» **Records supplied**
■ ■ ■ ■ ■ ■ ■

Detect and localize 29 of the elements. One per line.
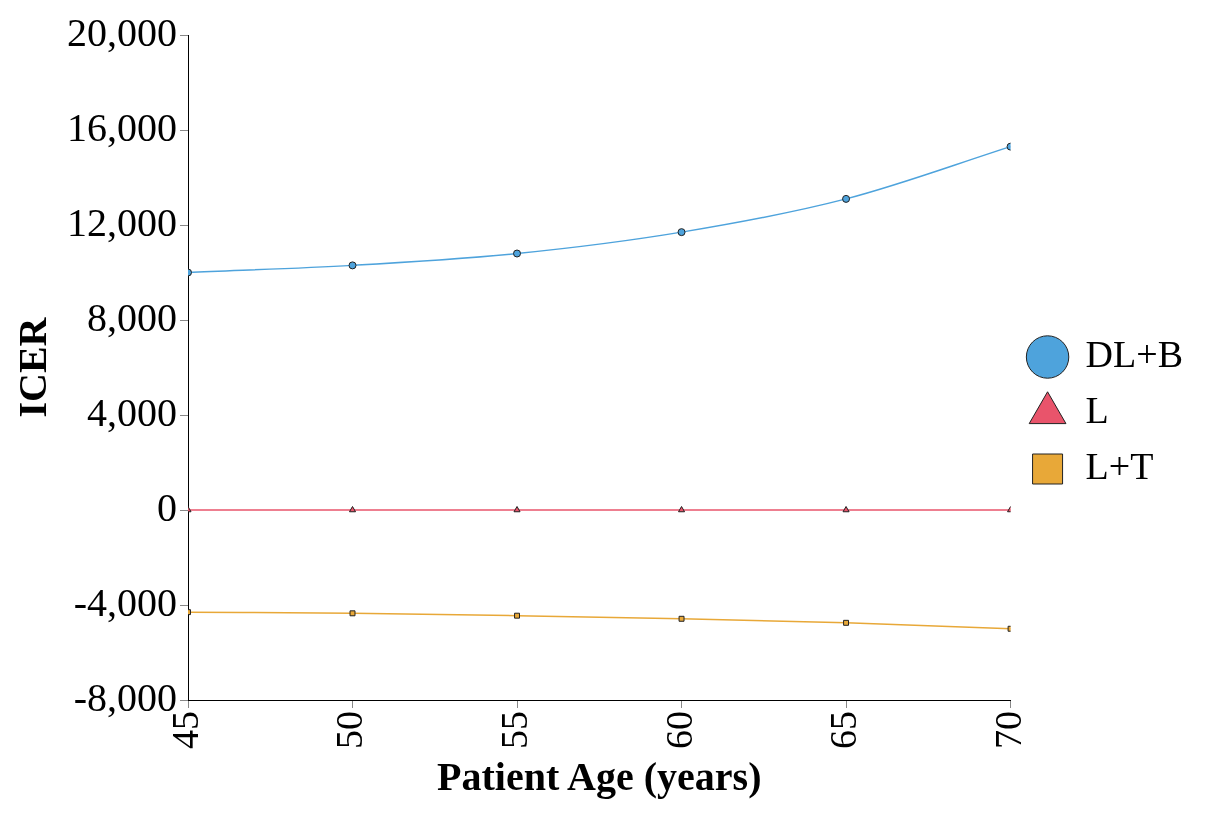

■ ■ ■ ■ ■ ■ ■

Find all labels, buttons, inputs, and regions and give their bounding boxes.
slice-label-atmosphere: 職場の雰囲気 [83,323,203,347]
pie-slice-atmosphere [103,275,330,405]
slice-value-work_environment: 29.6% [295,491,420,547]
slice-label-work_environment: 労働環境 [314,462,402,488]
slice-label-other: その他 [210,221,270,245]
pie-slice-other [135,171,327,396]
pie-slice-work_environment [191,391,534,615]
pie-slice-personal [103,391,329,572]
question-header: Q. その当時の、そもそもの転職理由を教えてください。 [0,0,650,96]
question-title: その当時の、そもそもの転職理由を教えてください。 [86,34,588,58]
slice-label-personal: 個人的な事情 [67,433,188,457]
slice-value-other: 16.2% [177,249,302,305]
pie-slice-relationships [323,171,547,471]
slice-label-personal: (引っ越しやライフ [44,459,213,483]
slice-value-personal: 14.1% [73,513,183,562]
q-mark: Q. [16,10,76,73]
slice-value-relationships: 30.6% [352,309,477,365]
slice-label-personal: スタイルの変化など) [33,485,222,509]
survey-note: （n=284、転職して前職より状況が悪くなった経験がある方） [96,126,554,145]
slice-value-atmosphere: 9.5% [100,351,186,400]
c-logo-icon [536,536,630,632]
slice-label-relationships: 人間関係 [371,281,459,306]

■ ■ ■ ■ ■ ■ ■

» **Required task**
Copy out the rows starting at the one that contains "Find all labels, buttons, inputs, and" and ending at the one that contains "slice-label-relationships: 人間関係 [371,281,459,306]", both included, without changing anything.

» **Solution to this problem**
Find all labels, buttons, inputs, and regions and give their bounding boxes.
slice-label-atmosphere: 職場の雰囲気 [83,323,203,347]
pie-slice-atmosphere [103,275,330,405]
slice-value-work_environment: 29.6% [295,491,420,547]
slice-label-work_environment: 労働環境 [314,462,402,488]
slice-label-other: その他 [210,221,270,245]
pie-slice-other [135,171,327,396]
pie-slice-work_environment [191,391,534,615]
pie-slice-personal [103,391,329,572]
question-header: Q. その当時の、そもそもの転職理由を教えてください。 [0,0,650,96]
question-title: その当時の、そもそもの転職理由を教えてください。 [86,34,588,58]
slice-label-personal: 個人的な事情 [67,433,188,457]
slice-value-other: 16.2% [177,249,302,305]
pie-slice-relationships [323,171,547,471]
slice-label-personal: (引っ越しやライフ [44,459,213,483]
slice-value-personal: 14.1% [73,513,183,562]
q-mark: Q. [16,10,76,73]
slice-value-relationships: 30.6% [352,309,477,365]
slice-label-personal: スタイルの変化など) [33,485,222,509]
survey-note: （n=284、転職して前職より状況が悪くなった経験がある方） [96,126,554,145]
slice-value-atmosphere: 9.5% [100,351,186,400]
c-logo-icon [536,536,630,632]
slice-label-relationships: 人間関係 [371,281,459,306]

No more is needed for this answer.